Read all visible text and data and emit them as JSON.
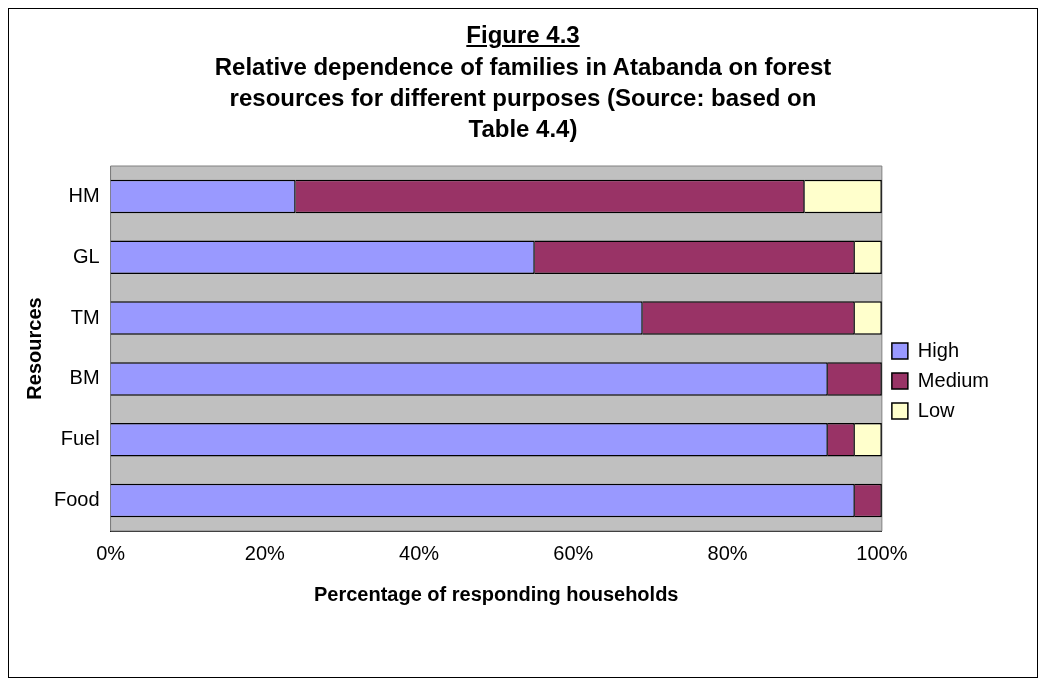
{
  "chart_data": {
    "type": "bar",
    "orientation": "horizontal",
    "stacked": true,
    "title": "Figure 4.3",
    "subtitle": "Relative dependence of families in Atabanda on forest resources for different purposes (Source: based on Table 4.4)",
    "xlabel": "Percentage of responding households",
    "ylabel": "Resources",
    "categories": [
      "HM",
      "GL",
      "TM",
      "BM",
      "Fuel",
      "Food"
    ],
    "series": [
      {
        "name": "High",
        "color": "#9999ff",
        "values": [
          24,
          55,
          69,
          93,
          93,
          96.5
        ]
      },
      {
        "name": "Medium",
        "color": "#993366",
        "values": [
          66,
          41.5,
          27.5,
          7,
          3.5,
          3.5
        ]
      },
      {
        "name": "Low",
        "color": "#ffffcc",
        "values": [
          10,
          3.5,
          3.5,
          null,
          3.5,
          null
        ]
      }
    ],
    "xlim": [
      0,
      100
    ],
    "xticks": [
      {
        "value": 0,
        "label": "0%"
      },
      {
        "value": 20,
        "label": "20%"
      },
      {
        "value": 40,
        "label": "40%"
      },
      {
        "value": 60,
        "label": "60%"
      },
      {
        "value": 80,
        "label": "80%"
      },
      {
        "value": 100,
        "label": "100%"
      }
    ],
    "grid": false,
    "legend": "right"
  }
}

........

### WRITTEN INSTRUCTION
All of the data needs repeating exactly, but the pictures do not.

### WRITTEN SOLUTION
Read all visible text and data and emit them as JSON.
{
  "chart_data": {
    "type": "bar",
    "orientation": "horizontal",
    "stacked": true,
    "title": "Figure 4.3",
    "subtitle": "Relative dependence of families in Atabanda on forest resources for different purposes (Source: based on Table 4.4)",
    "xlabel": "Percentage of responding households",
    "ylabel": "Resources",
    "categories": [
      "HM",
      "GL",
      "TM",
      "BM",
      "Fuel",
      "Food"
    ],
    "series": [
      {
        "name": "High",
        "color": "#9999ff",
        "values": [
          24,
          55,
          69,
          93,
          93,
          96.5
        ]
      },
      {
        "name": "Medium",
        "color": "#993366",
        "values": [
          66,
          41.5,
          27.5,
          7,
          3.5,
          3.5
        ]
      },
      {
        "name": "Low",
        "color": "#ffffcc",
        "values": [
          10,
          3.5,
          3.5,
          null,
          3.5,
          null
        ]
      }
    ],
    "xlim": [
      0,
      100
    ],
    "xticks": [
      {
        "value": 0,
        "label": "0%"
      },
      {
        "value": 20,
        "label": "20%"
      },
      {
        "value": 40,
        "label": "40%"
      },
      {
        "value": 60,
        "label": "60%"
      },
      {
        "value": 80,
        "label": "80%"
      },
      {
        "value": 100,
        "label": "100%"
      }
    ],
    "grid": false,
    "legend": "right"
  }
}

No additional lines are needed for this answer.